*WHAT IS REQUIRED*.
Find each line in the items that contains the string "tick", and copy those lines.

*PROVIDED RECORDS*.
##########

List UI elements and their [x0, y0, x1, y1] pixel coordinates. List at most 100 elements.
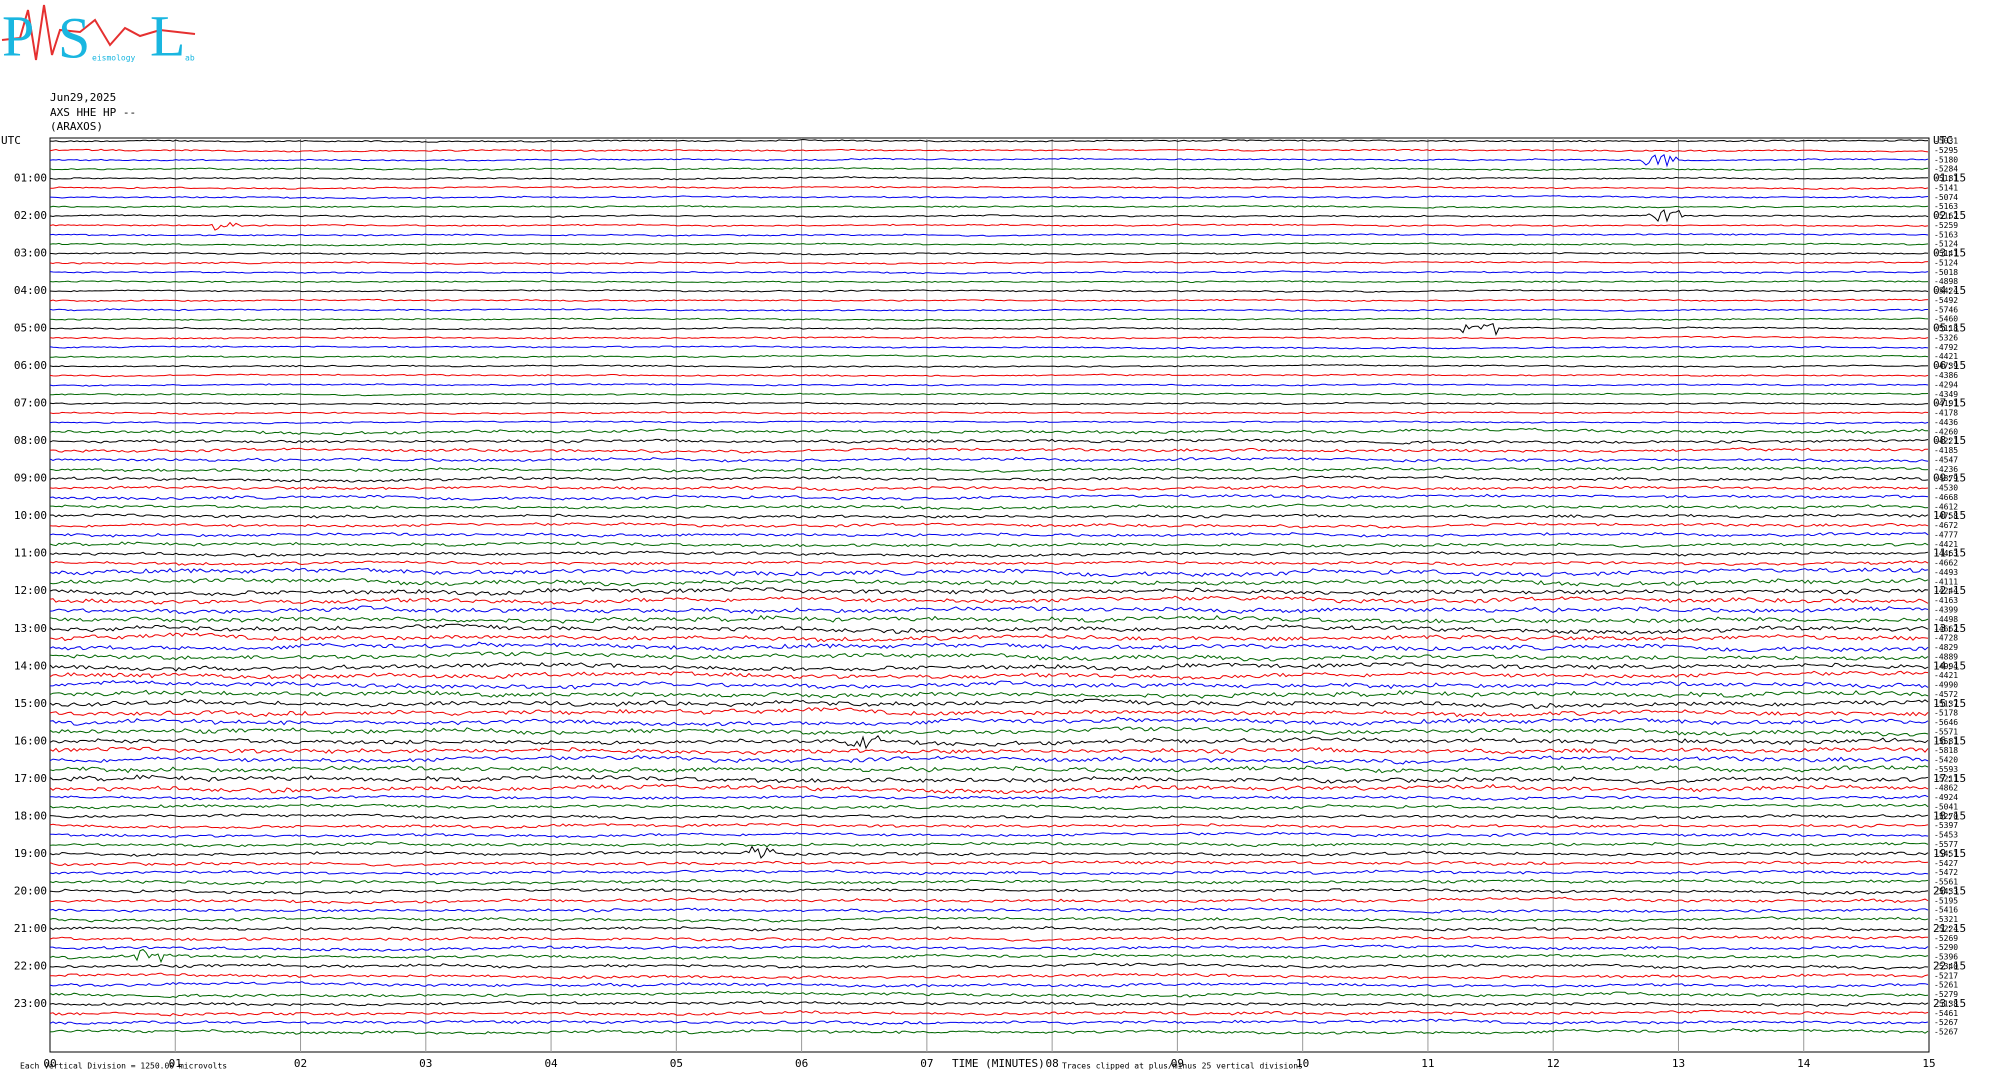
- right-time-label: 12:15: [1933, 584, 1966, 597]
- offset-label: -5461: [1934, 1009, 1958, 1018]
- offset-label: -5259: [1934, 221, 1958, 230]
- right-time-label: 10:15: [1933, 509, 1966, 522]
- right-time-label: 19:15: [1933, 847, 1966, 860]
- plot-frame: [49, 137, 1930, 1053]
- offset-label: -4260: [1934, 427, 1958, 436]
- trace: [49, 803, 1929, 811]
- trace: [49, 587, 1929, 597]
- offset-label: -4244: [1934, 587, 1958, 596]
- x-tick-label: 06: [795, 1057, 808, 1070]
- trace: [49, 475, 1929, 483]
- offset-label: -5492: [1934, 296, 1958, 305]
- trace: [49, 560, 1929, 567]
- right-time-label: 08:15: [1933, 434, 1966, 447]
- offset-label: -4547: [1934, 455, 1958, 464]
- trace: [49, 148, 1929, 153]
- offset-label: -5267: [1934, 1018, 1958, 1027]
- right-time-label: 15:15: [1933, 697, 1966, 710]
- offset-label: -5163: [1934, 202, 1958, 211]
- trace: [49, 298, 1929, 303]
- right-time-label: 23:15: [1933, 997, 1966, 1010]
- trace: [49, 204, 1929, 209]
- offset-label: -5451: [1934, 849, 1958, 858]
- right-time-label: 06:15: [1933, 359, 1966, 372]
- left-time-label: 21:00: [14, 922, 47, 935]
- trace: [49, 774, 1929, 785]
- right-time-label: 05:15: [1933, 322, 1966, 335]
- trace: [49, 860, 1929, 867]
- offset-label: -4612: [1934, 502, 1958, 511]
- x-tick-label: 03: [419, 1057, 432, 1070]
- offset-label: -4898: [1934, 277, 1958, 286]
- offset-label: -4572: [1934, 690, 1958, 699]
- trace: [49, 907, 1929, 914]
- trace: [49, 716, 1929, 727]
- offset-label: -5284: [1934, 165, 1958, 174]
- offset-label: -4379: [1934, 474, 1958, 483]
- trace: [49, 221, 1929, 231]
- trace: [49, 363, 1929, 369]
- trace: [50, 185, 1929, 190]
- trace: [49, 878, 1929, 886]
- offset-label: -5270: [1934, 812, 1958, 821]
- trace: [49, 632, 1929, 643]
- trace: [49, 948, 1929, 964]
- left-time-label: 15:00: [14, 697, 47, 710]
- offset-label: -4111: [1934, 577, 1958, 586]
- offset-label: -4889: [1934, 652, 1958, 661]
- offset-label: -5138: [1934, 999, 1958, 1008]
- x-tick-label: 08: [1046, 1057, 1059, 1070]
- offset-label: -4829: [1934, 643, 1958, 652]
- right-time-label: 14:15: [1933, 659, 1966, 672]
- offset-label: -4436: [1934, 418, 1958, 427]
- offset-label: -5018: [1934, 268, 1958, 277]
- trace: [49, 153, 1929, 168]
- trace: [49, 577, 1929, 587]
- right-time-label: 02:15: [1933, 209, 1966, 222]
- offset-label: -5141: [1934, 249, 1958, 258]
- trace: [49, 1028, 1929, 1035]
- offset-label: -4498: [1934, 615, 1958, 624]
- left-time-label: 06:00: [14, 359, 47, 372]
- trace: [49, 1009, 1929, 1017]
- left-time-label: 19:00: [14, 847, 47, 860]
- offset-label: -5818: [1934, 746, 1958, 755]
- trace: [50, 944, 1929, 952]
- trace: [49, 550, 1929, 558]
- offset-label: -5396: [1934, 953, 1958, 962]
- left-time-label: 02:00: [14, 209, 47, 222]
- left-time-label: 05:00: [14, 322, 47, 335]
- trace: [49, 845, 1929, 859]
- trace: [49, 823, 1929, 829]
- offset-label: -5424: [1934, 287, 1958, 296]
- offset-label: -5163: [1934, 230, 1958, 239]
- offset-label: -5397: [1934, 821, 1958, 830]
- left-time-label: 09:00: [14, 472, 47, 485]
- offset-label: -5581: [1934, 737, 1958, 746]
- left-time-label: 18:00: [14, 809, 47, 822]
- trace: [49, 354, 1929, 359]
- trace: [49, 447, 1929, 454]
- trace: [49, 373, 1929, 378]
- trace: [49, 735, 1929, 750]
- x-tick-label: 05: [670, 1057, 683, 1070]
- right-time-label: 16:15: [1933, 734, 1966, 747]
- trace: [49, 233, 1929, 237]
- trace: [49, 567, 1929, 578]
- offset-label: -4668: [1934, 493, 1958, 502]
- x-tick-label: 00: [43, 1057, 56, 1070]
- right-time-label: 18:15: [1933, 809, 1966, 822]
- offset-label: -5124: [1934, 258, 1958, 267]
- right-time-label: 22:15: [1933, 959, 1966, 972]
- logo-letter: S: [58, 5, 90, 70]
- trace: [49, 401, 1929, 406]
- offset-label: -4739: [1934, 362, 1958, 371]
- right-time-label: 21:15: [1933, 922, 1966, 935]
- offset-label: -5593: [1934, 765, 1958, 774]
- offset-label: -5195: [1934, 896, 1958, 905]
- trace: [49, 707, 1929, 718]
- trace: [49, 317, 1929, 322]
- offset-label: -5279: [1934, 990, 1958, 999]
- trace: [49, 167, 1929, 171]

##########

*WRITTEN RESPONSE*.
- x-tick-label: 06: [795, 1057, 808, 1070]
- x-tick-label: 03: [419, 1057, 432, 1070]
- x-tick-label: 08: [1046, 1057, 1059, 1070]
- x-tick-label: 05: [670, 1057, 683, 1070]
- x-tick-label: 00: [43, 1057, 56, 1070]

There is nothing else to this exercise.